-------- Provided records

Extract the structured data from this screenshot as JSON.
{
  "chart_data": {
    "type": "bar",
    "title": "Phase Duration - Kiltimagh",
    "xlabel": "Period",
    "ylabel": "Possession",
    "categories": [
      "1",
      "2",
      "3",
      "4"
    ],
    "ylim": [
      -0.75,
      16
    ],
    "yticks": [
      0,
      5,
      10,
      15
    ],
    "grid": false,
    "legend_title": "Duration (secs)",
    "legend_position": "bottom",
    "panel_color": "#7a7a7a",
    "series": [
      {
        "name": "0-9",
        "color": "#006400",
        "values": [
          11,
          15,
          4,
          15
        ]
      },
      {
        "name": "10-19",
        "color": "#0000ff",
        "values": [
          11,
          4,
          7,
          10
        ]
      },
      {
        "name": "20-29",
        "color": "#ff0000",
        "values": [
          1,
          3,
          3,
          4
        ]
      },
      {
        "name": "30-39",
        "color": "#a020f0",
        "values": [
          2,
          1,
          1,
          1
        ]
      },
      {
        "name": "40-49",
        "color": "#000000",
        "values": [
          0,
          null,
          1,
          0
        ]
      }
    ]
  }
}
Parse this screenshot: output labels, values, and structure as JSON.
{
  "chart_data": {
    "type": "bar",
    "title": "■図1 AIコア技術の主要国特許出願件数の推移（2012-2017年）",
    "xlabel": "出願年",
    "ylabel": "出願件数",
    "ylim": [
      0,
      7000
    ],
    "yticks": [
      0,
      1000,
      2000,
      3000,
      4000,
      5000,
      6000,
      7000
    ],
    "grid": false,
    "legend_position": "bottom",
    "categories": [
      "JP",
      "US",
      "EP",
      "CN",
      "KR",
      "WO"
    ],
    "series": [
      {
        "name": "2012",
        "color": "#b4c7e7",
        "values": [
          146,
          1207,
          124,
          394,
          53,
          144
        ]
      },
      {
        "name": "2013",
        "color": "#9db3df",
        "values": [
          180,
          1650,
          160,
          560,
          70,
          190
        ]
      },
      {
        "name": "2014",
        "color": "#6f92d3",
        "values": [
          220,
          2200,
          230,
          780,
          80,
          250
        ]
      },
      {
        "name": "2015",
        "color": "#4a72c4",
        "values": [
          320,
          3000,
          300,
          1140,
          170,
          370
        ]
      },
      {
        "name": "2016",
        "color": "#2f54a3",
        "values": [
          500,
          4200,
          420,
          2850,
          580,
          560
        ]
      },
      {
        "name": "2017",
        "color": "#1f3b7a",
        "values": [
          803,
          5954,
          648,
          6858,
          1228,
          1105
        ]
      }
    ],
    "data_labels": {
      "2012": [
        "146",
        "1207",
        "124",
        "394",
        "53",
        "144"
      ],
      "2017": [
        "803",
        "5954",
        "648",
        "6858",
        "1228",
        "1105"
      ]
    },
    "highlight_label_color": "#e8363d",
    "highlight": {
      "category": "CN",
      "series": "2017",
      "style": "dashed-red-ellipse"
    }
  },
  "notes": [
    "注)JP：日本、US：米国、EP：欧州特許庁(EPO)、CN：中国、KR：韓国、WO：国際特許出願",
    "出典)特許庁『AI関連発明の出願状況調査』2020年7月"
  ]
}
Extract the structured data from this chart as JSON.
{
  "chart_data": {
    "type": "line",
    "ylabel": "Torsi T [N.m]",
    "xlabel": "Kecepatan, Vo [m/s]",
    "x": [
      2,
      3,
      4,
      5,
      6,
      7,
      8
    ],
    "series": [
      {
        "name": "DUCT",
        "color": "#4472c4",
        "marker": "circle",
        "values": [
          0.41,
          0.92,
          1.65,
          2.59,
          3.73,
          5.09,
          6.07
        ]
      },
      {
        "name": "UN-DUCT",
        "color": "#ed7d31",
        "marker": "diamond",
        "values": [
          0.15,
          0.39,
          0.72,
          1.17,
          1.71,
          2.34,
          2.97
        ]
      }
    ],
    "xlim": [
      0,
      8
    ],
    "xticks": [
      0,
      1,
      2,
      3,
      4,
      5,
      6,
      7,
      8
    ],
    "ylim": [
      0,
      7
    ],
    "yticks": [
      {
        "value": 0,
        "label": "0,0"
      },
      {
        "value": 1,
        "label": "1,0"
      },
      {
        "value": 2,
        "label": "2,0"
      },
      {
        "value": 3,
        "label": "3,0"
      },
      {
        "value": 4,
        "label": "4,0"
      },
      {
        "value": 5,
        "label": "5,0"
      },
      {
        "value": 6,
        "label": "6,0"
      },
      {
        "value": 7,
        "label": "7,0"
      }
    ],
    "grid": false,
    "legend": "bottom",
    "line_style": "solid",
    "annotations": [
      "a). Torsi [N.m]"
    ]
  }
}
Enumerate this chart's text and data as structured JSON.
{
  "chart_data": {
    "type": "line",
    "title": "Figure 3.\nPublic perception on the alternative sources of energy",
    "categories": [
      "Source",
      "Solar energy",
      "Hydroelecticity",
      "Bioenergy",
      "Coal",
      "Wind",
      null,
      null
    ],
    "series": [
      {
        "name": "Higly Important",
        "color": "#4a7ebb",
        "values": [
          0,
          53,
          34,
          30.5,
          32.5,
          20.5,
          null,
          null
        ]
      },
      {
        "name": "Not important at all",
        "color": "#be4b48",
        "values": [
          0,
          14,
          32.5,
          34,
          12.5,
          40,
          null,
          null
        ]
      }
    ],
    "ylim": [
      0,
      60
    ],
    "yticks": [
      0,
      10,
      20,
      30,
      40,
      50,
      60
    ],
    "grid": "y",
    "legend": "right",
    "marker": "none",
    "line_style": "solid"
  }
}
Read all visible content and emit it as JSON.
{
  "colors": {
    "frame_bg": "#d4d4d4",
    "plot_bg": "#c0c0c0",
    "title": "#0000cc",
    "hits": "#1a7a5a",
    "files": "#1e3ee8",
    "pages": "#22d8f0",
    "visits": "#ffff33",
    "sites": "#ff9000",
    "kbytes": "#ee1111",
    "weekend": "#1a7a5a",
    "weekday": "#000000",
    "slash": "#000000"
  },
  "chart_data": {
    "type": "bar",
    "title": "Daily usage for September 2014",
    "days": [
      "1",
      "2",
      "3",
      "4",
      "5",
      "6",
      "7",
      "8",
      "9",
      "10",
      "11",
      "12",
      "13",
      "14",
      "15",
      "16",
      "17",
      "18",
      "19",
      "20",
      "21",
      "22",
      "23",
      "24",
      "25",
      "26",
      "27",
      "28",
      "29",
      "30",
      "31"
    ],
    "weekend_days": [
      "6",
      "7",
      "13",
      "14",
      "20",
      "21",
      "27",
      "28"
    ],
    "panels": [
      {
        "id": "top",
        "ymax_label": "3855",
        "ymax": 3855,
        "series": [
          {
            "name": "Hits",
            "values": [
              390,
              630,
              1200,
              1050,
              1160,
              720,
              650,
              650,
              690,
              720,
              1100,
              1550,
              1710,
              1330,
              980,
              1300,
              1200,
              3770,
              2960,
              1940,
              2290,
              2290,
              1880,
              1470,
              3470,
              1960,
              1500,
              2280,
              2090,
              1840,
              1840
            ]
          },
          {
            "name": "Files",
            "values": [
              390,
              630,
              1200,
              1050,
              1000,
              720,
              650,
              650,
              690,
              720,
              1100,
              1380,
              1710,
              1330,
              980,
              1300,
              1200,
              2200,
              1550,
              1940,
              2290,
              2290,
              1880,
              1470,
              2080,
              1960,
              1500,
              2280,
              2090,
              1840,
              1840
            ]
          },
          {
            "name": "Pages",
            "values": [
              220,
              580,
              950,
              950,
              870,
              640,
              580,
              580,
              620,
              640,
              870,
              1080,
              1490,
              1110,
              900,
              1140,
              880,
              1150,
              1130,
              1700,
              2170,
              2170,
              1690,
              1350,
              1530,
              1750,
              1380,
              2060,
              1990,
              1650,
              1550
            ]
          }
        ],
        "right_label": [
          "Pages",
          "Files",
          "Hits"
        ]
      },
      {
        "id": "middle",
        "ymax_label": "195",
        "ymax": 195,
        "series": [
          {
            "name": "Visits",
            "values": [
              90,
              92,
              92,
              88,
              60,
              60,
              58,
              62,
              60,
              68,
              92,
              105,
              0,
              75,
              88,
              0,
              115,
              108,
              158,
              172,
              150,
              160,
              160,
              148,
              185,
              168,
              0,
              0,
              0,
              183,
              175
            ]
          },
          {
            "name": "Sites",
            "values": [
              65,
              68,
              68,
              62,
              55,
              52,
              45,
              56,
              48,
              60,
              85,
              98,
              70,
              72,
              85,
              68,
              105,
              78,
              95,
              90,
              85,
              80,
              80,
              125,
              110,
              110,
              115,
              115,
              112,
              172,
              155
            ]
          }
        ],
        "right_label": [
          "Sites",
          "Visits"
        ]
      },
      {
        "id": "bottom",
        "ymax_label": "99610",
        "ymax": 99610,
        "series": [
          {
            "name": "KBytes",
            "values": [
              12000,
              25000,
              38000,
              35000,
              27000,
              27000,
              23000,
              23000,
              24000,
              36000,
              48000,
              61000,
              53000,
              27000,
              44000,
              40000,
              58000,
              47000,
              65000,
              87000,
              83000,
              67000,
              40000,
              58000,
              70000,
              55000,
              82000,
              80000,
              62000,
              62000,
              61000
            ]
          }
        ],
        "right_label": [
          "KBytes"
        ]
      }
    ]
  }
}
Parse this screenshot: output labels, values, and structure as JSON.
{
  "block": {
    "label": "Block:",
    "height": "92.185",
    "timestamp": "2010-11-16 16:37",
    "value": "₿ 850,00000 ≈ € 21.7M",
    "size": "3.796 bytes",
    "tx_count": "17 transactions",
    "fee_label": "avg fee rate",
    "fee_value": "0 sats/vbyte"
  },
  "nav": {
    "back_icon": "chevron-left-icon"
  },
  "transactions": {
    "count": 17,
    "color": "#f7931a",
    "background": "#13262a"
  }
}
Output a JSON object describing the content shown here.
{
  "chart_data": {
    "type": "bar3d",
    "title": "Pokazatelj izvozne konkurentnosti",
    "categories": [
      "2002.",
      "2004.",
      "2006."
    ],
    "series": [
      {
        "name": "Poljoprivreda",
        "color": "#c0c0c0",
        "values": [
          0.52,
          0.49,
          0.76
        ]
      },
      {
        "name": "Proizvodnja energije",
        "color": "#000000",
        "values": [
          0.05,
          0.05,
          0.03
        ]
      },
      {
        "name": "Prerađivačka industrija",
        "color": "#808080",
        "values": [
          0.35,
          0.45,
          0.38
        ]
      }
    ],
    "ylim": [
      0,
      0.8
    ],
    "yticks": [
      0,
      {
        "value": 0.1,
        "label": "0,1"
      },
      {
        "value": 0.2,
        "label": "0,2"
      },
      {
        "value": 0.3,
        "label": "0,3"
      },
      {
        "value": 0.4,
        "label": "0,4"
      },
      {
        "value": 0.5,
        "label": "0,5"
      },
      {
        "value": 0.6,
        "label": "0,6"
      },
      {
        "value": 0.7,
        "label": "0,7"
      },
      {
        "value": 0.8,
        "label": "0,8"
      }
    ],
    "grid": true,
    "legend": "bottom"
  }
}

----------------

Aim of the task> Show the lines of the material that contain the word "xlabel".

Answer to the exercise>
    "xlabel": "Period",
    "xlabel": "出願年",
    "xlabel": "Kecepatan, Vo [m/s]",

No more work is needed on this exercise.